- _Do this_
Determine how many lines of this material contain "center". Give only the number.

# start of Material shown

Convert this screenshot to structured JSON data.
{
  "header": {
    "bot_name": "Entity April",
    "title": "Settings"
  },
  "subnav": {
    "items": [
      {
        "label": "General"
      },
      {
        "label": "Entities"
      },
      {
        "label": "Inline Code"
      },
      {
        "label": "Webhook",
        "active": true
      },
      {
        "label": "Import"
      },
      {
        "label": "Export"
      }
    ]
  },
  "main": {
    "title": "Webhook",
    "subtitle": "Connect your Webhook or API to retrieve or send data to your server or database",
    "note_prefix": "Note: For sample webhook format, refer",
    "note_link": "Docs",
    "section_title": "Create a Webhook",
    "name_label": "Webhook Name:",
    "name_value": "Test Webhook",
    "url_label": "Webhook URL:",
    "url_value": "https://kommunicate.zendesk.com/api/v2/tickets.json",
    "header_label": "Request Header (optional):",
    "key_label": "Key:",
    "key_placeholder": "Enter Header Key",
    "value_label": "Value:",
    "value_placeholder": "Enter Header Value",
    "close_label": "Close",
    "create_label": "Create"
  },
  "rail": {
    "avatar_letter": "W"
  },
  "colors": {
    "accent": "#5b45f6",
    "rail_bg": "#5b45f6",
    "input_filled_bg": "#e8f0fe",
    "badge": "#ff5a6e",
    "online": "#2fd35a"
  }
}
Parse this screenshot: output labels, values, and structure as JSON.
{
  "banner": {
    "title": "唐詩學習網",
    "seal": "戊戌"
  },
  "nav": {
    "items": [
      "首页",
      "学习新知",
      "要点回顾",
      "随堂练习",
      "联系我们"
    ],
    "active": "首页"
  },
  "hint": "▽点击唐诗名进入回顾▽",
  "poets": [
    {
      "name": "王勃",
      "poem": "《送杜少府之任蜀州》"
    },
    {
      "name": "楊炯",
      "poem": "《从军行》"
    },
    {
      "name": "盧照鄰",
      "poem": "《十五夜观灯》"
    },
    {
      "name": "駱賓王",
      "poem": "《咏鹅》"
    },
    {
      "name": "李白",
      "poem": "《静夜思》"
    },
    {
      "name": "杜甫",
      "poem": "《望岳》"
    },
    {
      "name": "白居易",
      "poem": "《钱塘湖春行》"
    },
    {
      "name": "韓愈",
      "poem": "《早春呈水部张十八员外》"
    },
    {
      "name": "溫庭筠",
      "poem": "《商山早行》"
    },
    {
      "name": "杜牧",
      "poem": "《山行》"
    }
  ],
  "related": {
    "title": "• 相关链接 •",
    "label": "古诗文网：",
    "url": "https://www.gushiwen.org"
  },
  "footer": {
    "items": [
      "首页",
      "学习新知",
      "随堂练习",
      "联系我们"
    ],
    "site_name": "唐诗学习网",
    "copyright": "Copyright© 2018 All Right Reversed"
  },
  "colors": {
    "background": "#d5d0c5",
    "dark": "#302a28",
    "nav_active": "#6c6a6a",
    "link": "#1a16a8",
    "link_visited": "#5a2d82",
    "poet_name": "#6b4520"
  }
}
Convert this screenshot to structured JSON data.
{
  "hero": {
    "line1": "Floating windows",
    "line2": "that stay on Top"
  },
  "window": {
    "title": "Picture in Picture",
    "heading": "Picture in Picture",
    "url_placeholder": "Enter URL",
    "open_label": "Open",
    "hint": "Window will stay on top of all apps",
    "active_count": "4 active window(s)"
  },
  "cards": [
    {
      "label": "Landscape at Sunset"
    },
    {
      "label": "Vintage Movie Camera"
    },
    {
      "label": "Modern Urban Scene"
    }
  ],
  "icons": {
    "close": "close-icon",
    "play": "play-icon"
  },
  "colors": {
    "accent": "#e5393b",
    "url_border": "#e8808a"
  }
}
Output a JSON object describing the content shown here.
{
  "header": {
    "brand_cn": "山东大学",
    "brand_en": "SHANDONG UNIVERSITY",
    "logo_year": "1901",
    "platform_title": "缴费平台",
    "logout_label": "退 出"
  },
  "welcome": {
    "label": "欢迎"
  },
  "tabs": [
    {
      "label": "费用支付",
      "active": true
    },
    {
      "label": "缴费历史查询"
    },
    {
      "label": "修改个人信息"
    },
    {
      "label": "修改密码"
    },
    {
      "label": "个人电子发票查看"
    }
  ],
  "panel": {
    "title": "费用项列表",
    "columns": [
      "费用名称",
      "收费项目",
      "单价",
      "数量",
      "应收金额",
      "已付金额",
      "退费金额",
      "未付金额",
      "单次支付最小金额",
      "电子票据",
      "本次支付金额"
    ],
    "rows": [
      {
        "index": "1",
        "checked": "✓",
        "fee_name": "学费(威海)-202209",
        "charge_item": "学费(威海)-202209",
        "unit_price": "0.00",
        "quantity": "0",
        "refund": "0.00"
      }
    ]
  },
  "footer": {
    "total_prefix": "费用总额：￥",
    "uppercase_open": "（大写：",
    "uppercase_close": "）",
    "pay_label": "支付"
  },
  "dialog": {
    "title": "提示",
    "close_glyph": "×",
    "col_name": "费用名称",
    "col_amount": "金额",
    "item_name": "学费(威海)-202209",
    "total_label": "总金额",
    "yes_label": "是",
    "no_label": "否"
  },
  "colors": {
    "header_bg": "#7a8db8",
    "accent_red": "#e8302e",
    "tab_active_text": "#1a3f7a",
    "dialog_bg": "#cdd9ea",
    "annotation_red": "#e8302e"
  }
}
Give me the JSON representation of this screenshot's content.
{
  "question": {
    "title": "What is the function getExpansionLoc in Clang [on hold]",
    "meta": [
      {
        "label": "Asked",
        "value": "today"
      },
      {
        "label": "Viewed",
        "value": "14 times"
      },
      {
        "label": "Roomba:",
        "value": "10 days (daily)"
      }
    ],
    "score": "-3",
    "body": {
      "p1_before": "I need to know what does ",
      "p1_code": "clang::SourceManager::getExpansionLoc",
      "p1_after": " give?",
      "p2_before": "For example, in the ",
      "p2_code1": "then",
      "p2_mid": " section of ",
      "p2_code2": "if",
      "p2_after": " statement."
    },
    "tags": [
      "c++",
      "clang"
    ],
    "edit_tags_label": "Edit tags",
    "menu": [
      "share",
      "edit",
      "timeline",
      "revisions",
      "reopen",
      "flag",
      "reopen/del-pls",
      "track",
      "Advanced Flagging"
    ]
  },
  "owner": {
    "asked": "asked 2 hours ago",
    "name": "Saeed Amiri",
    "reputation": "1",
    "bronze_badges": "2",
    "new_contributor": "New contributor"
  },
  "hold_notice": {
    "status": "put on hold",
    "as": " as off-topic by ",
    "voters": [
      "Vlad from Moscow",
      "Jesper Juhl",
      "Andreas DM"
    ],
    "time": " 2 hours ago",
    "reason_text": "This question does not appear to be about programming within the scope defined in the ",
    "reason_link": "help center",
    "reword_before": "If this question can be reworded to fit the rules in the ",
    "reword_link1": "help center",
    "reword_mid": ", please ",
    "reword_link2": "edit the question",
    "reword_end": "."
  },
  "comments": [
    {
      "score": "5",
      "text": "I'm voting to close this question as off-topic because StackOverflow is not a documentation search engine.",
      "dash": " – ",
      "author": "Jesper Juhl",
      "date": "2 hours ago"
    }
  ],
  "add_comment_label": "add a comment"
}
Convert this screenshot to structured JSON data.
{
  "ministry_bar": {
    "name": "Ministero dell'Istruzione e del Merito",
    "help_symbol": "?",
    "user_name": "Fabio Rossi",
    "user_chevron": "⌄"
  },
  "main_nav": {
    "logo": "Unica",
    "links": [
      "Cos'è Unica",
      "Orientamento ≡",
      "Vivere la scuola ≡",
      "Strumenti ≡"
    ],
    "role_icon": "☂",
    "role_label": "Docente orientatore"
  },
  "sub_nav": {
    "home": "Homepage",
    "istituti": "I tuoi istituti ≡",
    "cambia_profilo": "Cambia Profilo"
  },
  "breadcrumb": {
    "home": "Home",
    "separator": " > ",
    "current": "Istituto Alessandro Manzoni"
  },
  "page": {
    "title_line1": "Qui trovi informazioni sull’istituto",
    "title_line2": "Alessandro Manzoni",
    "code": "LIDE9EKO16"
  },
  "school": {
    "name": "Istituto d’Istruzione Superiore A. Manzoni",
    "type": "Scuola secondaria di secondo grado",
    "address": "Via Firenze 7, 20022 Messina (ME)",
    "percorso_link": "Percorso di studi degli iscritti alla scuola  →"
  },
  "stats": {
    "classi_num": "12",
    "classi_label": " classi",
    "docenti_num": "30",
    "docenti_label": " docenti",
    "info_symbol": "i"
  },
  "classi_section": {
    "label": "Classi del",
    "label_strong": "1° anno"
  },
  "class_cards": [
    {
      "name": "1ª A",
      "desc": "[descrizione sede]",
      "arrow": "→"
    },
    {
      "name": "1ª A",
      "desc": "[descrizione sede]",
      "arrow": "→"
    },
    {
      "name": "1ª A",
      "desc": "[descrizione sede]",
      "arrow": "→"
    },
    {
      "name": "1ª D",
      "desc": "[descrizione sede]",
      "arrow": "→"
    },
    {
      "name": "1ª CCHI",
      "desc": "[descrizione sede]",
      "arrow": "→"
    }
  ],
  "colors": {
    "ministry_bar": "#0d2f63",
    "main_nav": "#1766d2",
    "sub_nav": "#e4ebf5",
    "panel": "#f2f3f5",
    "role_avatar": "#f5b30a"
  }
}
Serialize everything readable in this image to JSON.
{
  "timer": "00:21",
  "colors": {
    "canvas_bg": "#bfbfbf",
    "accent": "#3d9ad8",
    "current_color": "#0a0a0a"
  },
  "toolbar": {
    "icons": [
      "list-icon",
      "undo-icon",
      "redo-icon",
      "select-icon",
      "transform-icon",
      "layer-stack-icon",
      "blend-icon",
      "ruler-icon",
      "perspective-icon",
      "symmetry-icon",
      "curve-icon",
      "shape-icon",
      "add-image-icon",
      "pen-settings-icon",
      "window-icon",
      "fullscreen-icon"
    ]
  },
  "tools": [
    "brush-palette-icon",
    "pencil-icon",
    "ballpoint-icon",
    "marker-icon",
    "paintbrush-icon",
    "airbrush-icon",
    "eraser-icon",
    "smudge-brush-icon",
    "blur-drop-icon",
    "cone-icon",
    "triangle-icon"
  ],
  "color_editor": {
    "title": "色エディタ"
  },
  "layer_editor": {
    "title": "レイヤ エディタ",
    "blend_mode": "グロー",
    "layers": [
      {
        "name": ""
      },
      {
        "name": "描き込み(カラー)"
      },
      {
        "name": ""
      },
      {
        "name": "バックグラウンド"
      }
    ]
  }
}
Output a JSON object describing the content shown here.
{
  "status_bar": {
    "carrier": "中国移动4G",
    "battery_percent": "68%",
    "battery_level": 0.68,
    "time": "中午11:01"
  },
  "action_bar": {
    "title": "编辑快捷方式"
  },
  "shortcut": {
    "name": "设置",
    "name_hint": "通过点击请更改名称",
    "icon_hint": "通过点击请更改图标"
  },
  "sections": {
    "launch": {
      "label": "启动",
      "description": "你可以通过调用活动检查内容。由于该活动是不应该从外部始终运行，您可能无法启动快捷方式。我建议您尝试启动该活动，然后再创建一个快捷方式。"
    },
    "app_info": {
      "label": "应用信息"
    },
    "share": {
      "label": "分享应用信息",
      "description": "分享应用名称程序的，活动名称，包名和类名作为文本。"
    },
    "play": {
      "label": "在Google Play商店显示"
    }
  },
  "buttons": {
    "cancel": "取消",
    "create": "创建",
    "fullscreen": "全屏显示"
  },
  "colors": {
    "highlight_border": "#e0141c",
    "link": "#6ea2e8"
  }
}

# end of Material shown

- _Right answer_
2